Records for the task
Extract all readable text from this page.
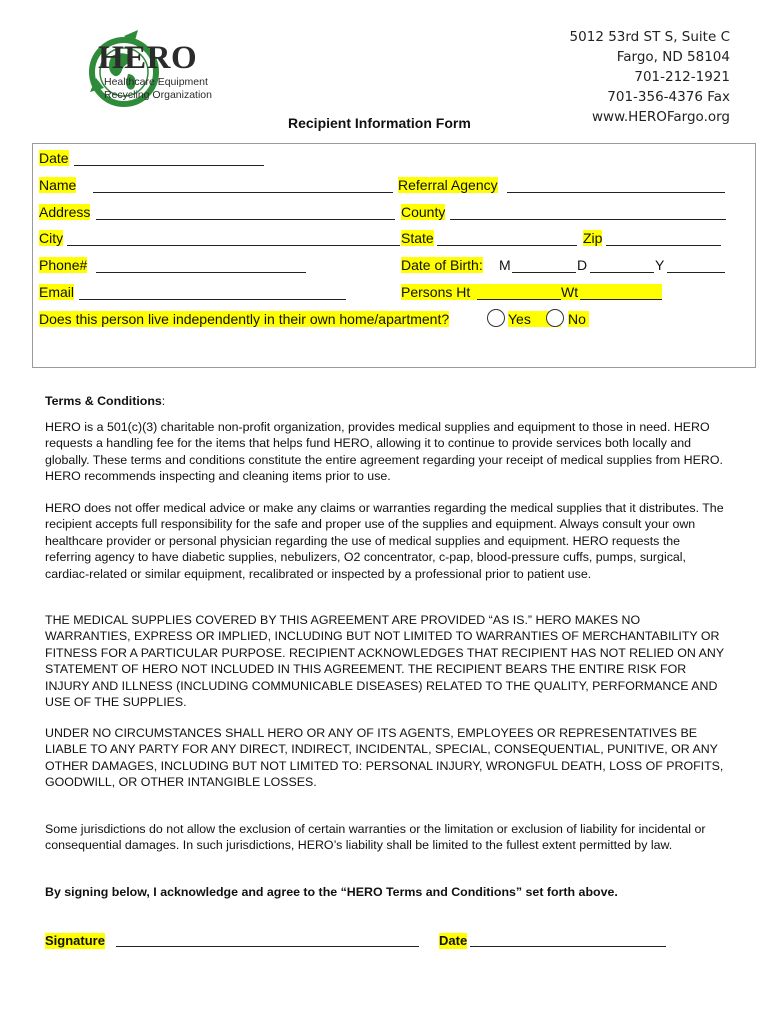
HERO
Healthcare Equipment
Recycling Organization
5012 53rd ST S, Suite C
Fargo, ND 58104
701-212-1921
701-356-4376 Fax
www.HEROFargo.org
Recipient Information Form
Date
Name	Referral Agency
Address	County
City	State	Zip
Phone#	Date of Birth: M	D	Y
Email	Persons Ht	Wt
Does this person live independently in their own home/apartment?	Yes	No
Terms & Conditions:
HERO is a 501(c)(3) charitable non-profit organization, provides medical supplies and equipment to those in need. HERO requests a handling fee for the items that helps fund HERO, allowing it to continue to provide services both locally and globally. These terms and conditions constitute the entire agreement regarding your receipt of medical supplies from HERO. HERO recommends inspecting and cleaning items prior to use.
HERO does not offer medical advice or make any claims or warranties regarding the medical supplies that it distributes. The recipient accepts full responsibility for the safe and proper use of the supplies and equipment. Always consult your own healthcare provider or personal physician regarding the use of medical supplies and equipment. HERO requests the referring agency to have diabetic supplies, nebulizers, O2 concentrator, c-pap, blood-pressure cuffs, pumps, surgical, cardiac-related or similar equipment, recalibrated or inspected by a professional prior to patient use.
THE MEDICAL SUPPLIES COVERED BY THIS AGREEMENT ARE PROVIDED “AS IS.” HERO MAKES NO WARRANTIES, EXPRESS OR IMPLIED, INCLUDING BUT NOT LIMITED TO WARRANTIES OF MERCHANTABILITY OR FITNESS FOR A PARTICULAR PURPOSE. RECIPIENT ACKNOWLEDGES THAT RECIPIENT HAS NOT RELIED ON ANY STATEMENT OF HERO NOT INCLUDED IN THIS AGREEMENT. THE RECIPIENT BEARS THE ENTIRE RISK FOR INJURY AND ILLNESS (INCLUDING COMMUNICABLE DISEASES) RELATED TO THE QUALITY, PERFORMANCE AND USE OF THE SUPPLIES.
UNDER NO CIRCUMSTANCES SHALL HERO OR ANY OF ITS AGENTS, EMPLOYEES OR REPRESENTATIVES BE LIABLE TO ANY PARTY FOR ANY DIRECT, INDIRECT, INCIDENTAL, SPECIAL, CONSEQUENTIAL, PUNITIVE, OR ANY OTHER DAMAGES, INCLUDING BUT NOT LIMITED TO: PERSONAL INJURY, WRONGFUL DEATH, LOSS OF PROFITS, GOODWILL, OR OTHER INTANGIBLE LOSSES.
Some jurisdictions do not allow the exclusion of certain warranties or the limitation or exclusion of liability for incidental or consequential damages. In such jurisdictions, HERO’s liability shall be limited to the fullest extent permitted by law.
By signing below, I acknowledge and agree to the “HERO Terms and Conditions” set forth above.
Signature	Date
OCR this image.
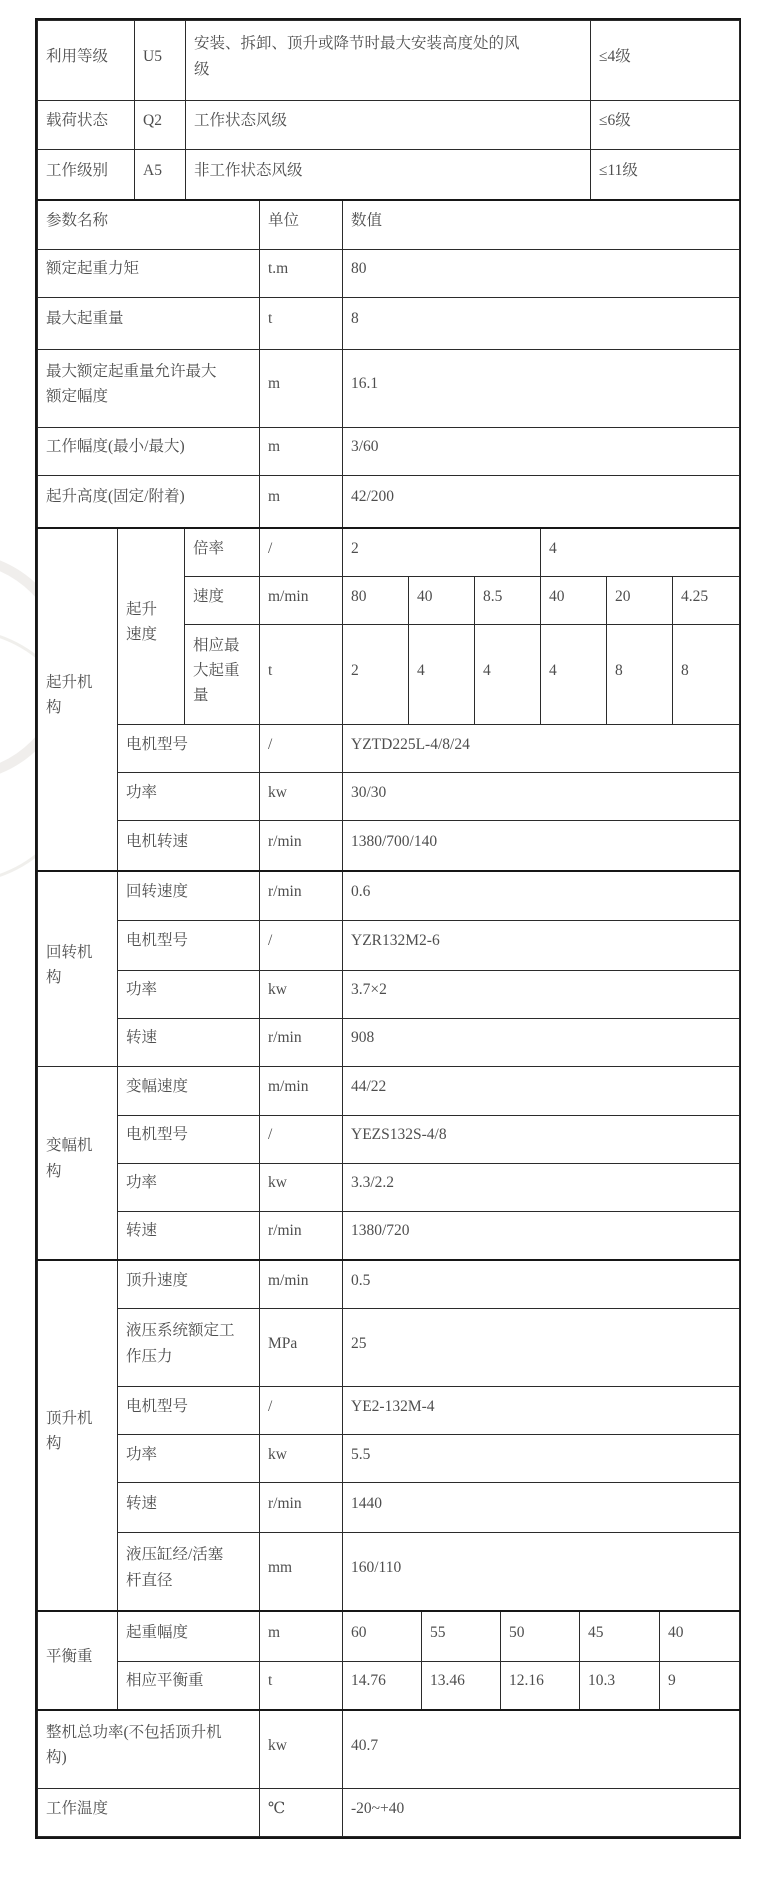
利用等级	U5	安装、拆卸、顶升或降节时最大安装高度处的风级	≤4级
载荷状态	Q2	工作状态风级	≤6级
工作级别	A5	非工作状态风级	≤11级
参数名称	单位	数值
额定起重力矩	t.m	80
最大起重量	t	8
最大额定起重量允许最大额定幅度	m	16.1
工作幅度(最小/最大)	m	3/60
起升高度(固定/附着)	m	42/200
起升机构	起升速度	倍率	/	2			4		
		速度	m/min	80	40	8.5	40	20	4.25
		相应最大起重量	t	2	4	4	4	8	8
	电机型号		/	YZTD225L-4/8/24					
	功率		kw	30/30					
	电机转速		r/min	1380/700/140					
回转机构	回转速度	r/min	0.6
	电机型号	/	YZR132M2-6
	功率	kw	3.7×2
	转速	r/min	908
变幅机构	变幅速度	m/min	44/22
	电机型号	/	YEZS132S-4/8
	功率	kw	3.3/2.2
	转速	r/min	1380/720
顶升机构	顶升速度	m/min	0.5
	液压系统额定工作压力	MPa	25
	电机型号	/	YE2-132M-4
	功率	kw	5.5
	转速	r/min	1440
	液压缸经/活塞杆直径	mm	160/110
平衡重	起重幅度	m	60	55	50	45	40
	相应平衡重	t	14.76	13.46	12.16	10.3	9
整机总功率(不包括顶升机构)	kw	40.7
工作温度	℃	-20~+40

Stated exercise
Select every line in the material above where the string "Date" occurs, and copy it.

Response
Date
Phone#	Date of Birth: M	D	Y
Signature	Date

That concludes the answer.